> [SHORT TASK]
Check each line of the entries below for the string "Output"; copy every line where it appears.

RECORD SET start

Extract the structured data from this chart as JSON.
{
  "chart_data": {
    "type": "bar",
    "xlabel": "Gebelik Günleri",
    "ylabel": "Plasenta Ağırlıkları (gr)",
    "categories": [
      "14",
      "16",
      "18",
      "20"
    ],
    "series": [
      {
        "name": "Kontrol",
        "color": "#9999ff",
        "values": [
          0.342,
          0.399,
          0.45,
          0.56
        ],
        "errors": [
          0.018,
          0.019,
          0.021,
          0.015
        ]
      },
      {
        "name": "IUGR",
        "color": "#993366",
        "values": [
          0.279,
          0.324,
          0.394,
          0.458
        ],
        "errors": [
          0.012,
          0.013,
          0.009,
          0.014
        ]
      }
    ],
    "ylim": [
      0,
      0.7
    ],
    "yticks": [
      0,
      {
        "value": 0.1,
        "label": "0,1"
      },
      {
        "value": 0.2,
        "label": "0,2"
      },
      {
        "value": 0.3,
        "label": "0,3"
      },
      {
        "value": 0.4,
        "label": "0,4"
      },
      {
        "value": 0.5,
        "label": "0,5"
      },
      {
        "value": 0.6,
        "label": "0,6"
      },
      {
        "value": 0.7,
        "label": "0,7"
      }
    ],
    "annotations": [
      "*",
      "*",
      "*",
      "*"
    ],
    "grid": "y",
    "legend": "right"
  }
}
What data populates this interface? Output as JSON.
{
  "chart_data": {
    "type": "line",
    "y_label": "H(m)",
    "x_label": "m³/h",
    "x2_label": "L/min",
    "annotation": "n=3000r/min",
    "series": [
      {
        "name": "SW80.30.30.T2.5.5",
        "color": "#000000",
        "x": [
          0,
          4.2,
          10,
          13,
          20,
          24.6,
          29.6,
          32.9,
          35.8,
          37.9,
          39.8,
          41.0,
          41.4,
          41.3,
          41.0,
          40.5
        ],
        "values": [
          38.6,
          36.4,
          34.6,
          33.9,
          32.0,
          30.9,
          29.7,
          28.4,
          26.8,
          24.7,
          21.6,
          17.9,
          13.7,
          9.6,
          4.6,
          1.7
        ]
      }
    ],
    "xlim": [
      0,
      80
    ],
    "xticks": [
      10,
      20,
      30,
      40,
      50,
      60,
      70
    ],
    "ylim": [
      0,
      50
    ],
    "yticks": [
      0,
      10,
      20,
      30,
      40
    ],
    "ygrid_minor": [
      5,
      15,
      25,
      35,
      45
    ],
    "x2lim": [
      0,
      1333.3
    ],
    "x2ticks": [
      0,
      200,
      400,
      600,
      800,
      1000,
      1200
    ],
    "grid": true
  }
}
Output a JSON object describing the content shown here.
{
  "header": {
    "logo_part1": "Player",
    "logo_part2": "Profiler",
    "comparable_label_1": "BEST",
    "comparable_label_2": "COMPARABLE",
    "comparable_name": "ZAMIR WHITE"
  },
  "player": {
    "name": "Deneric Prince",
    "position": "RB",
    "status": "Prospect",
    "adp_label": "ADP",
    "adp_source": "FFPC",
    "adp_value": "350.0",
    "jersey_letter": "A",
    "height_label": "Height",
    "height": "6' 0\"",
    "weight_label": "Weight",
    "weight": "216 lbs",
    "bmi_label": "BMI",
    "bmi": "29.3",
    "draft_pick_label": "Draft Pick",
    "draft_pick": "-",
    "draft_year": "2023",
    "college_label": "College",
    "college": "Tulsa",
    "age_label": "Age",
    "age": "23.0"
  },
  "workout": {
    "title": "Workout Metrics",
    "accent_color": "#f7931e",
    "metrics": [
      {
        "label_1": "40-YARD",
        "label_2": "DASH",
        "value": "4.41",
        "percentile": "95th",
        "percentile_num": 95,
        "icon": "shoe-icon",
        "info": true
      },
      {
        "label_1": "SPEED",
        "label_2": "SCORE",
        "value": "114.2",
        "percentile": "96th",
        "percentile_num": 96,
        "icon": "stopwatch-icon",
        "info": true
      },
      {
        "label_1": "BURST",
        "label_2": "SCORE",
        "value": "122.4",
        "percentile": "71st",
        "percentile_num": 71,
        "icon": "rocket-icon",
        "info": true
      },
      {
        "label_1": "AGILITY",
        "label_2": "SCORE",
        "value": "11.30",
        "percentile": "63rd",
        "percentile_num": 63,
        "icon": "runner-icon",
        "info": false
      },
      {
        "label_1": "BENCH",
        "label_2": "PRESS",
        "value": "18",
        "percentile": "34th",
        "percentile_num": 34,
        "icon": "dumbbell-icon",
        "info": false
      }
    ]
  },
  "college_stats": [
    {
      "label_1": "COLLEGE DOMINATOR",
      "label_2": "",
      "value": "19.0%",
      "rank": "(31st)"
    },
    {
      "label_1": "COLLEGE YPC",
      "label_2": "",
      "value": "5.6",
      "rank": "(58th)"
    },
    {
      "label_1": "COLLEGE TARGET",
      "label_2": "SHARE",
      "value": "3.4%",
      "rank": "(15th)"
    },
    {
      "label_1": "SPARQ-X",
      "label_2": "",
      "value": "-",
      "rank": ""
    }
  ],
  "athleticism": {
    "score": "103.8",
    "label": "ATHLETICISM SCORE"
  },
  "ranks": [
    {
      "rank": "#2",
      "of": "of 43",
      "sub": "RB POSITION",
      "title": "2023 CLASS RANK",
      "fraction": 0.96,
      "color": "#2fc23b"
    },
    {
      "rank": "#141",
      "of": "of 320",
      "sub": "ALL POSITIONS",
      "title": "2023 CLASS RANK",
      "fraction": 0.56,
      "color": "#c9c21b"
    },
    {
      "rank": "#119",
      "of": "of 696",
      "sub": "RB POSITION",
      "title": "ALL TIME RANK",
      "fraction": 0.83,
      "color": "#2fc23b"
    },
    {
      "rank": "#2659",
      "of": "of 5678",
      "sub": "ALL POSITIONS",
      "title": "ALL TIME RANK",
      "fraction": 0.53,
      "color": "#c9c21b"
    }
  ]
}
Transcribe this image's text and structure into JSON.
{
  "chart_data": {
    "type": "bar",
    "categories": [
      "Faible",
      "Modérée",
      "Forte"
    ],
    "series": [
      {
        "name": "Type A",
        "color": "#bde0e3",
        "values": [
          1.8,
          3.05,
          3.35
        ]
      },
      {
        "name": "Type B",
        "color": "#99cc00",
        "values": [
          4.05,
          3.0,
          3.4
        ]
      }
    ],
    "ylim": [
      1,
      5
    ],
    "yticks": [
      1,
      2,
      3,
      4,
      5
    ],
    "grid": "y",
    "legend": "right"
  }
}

RECORD SET end

> [CORRECT RESPONSE]
What data populates this interface? Output as JSON.
Output a JSON object describing the content shown here.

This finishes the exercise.